- [WORK INSTRUCTIONS]:
Repeat each line word for word.

[Collected data entries]
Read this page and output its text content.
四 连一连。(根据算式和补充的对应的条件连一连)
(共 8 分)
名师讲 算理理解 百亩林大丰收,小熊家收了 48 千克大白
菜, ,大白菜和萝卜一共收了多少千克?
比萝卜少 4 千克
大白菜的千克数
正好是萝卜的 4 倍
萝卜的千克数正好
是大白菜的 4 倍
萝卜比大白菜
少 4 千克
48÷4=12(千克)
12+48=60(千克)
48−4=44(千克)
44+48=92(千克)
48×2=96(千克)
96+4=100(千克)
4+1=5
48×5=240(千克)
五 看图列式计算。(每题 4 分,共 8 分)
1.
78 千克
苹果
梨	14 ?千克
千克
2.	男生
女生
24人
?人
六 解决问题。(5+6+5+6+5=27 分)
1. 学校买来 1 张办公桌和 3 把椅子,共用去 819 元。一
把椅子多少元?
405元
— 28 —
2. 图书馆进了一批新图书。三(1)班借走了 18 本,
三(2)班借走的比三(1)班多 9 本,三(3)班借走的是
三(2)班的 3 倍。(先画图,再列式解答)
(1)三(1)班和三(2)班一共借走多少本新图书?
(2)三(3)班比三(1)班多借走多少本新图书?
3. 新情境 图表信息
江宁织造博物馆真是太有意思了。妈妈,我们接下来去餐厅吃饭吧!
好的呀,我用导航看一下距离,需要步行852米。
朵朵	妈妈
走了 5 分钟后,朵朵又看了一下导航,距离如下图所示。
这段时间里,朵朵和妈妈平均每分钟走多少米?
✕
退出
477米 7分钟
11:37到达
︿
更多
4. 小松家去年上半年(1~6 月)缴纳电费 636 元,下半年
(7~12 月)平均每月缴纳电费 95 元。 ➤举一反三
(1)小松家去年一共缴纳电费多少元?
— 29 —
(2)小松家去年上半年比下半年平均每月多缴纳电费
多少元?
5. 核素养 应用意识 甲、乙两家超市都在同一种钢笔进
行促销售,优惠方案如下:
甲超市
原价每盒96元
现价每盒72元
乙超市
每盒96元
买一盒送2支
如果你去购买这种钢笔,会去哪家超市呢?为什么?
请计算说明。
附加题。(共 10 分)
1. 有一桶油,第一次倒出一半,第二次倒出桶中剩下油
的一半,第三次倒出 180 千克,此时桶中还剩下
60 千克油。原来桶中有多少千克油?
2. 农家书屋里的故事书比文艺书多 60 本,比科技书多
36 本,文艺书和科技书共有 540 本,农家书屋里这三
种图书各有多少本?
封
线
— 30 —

- [EXPECTED OUTPUT]:
Read this page and output its text content.
四 连一连。(根据算式和补充的对应的条件连一连)
(共 8 分)
名师讲 算理理解 百亩林大丰收,小熊家收了 48 千克大白
菜, ,大白菜和萝卜一共收了多少千克?
比萝卜少 4 千克
大白菜的千克数
正好是萝卜的 4 倍
萝卜的千克数正好
是大白菜的 4 倍
萝卜比大白菜
少 4 千克
48÷4=12(千克)
12+48=60(千克)
48−4=44(千克)
44+48=92(千克)
48×2=96(千克)
96+4=100(千克)
4+1=5
48×5=240(千克)
五 看图列式计算。(每题 4 分,共 8 分)
1.
78 千克
苹果
梨	14 ?千克
千克
2.	男生
女生
24人
?人
六 解决问题。(5+6+5+6+5=27 分)
1. 学校买来 1 张办公桌和 3 把椅子,共用去 819 元。一
把椅子多少元?
405元
— 28 —
2. 图书馆进了一批新图书。三(1)班借走了 18 本,
三(2)班借走的比三(1)班多 9 本,三(3)班借走的是
三(2)班的 3 倍。(先画图,再列式解答)
(1)三(1)班和三(2)班一共借走多少本新图书?
(2)三(3)班比三(1)班多借走多少本新图书?
3. 新情境 图表信息
江宁织造博物馆真是太有意思了。妈妈,我们接下来去餐厅吃饭吧!
好的呀,我用导航看一下距离,需要步行852米。
朵朵	妈妈
走了 5 分钟后,朵朵又看了一下导航,距离如下图所示。
这段时间里,朵朵和妈妈平均每分钟走多少米?
✕
退出
477米 7分钟
11:37到达
︿
更多
4. 小松家去年上半年(1~6 月)缴纳电费 636 元,下半年
(7~12 月)平均每月缴纳电费 95 元。 ➤举一反三
(1)小松家去年一共缴纳电费多少元?
— 29 —
(2)小松家去年上半年比下半年平均每月多缴纳电费
多少元?
5. 核素养 应用意识 甲、乙两家超市都在同一种钢笔进
行促销售,优惠方案如下:
甲超市
原价每盒96元
现价每盒72元
乙超市
每盒96元
买一盒送2支
如果你去购买这种钢笔,会去哪家超市呢?为什么?
请计算说明。
附加题。(共 10 分)
1. 有一桶油,第一次倒出一半,第二次倒出桶中剩下油
的一半,第三次倒出 180 千克,此时桶中还剩下
60 千克油。原来桶中有多少千克油?
2. 农家书屋里的故事书比文艺书多 60 本,比科技书多
36 本,文艺书和科技书共有 540 本,农家书屋里这三
种图书各有多少本?
封
线
— 30 —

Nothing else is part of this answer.